**Material provided:**
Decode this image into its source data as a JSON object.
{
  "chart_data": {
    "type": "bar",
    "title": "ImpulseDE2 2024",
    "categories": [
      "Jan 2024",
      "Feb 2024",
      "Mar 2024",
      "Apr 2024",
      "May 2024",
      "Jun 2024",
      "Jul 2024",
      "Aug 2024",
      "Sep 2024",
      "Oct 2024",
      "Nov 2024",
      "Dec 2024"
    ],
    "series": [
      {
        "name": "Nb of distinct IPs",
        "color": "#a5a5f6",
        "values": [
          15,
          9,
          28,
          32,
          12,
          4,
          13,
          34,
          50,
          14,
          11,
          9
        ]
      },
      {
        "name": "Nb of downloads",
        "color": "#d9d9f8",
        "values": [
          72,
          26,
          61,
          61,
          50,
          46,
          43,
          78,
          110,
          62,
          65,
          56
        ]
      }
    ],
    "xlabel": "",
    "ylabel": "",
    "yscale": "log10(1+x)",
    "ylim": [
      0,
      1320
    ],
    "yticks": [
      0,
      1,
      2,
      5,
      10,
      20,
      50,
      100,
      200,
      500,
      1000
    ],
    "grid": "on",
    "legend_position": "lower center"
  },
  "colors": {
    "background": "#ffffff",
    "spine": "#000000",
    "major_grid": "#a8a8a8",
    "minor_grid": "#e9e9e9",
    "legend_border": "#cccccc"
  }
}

**Written task:**
Return the entries in full, keeping every line exactly as it is.

**Reply:**
Decode this image into its source data as a JSON object.
{
  "chart_data": {
    "type": "bar",
    "title": "ImpulseDE2 2024",
    "categories": [
      "Jan 2024",
      "Feb 2024",
      "Mar 2024",
      "Apr 2024",
      "May 2024",
      "Jun 2024",
      "Jul 2024",
      "Aug 2024",
      "Sep 2024",
      "Oct 2024",
      "Nov 2024",
      "Dec 2024"
    ],
    "series": [
      {
        "name": "Nb of distinct IPs",
        "color": "#a5a5f6",
        "values": [
          15,
          9,
          28,
          32,
          12,
          4,
          13,
          34,
          50,
          14,
          11,
          9
        ]
      },
      {
        "name": "Nb of downloads",
        "color": "#d9d9f8",
        "values": [
          72,
          26,
          61,
          61,
          50,
          46,
          43,
          78,
          110,
          62,
          65,
          56
        ]
      }
    ],
    "xlabel": "",
    "ylabel": "",
    "yscale": "log10(1+x)",
    "ylim": [
      0,
      1320
    ],
    "yticks": [
      0,
      1,
      2,
      5,
      10,
      20,
      50,
      100,
      200,
      500,
      1000
    ],
    "grid": "on",
    "legend_position": "lower center"
  },
  "colors": {
    "background": "#ffffff",
    "spine": "#000000",
    "major_grid": "#a8a8a8",
    "minor_grid": "#e9e9e9",
    "legend_border": "#cccccc"
  }
}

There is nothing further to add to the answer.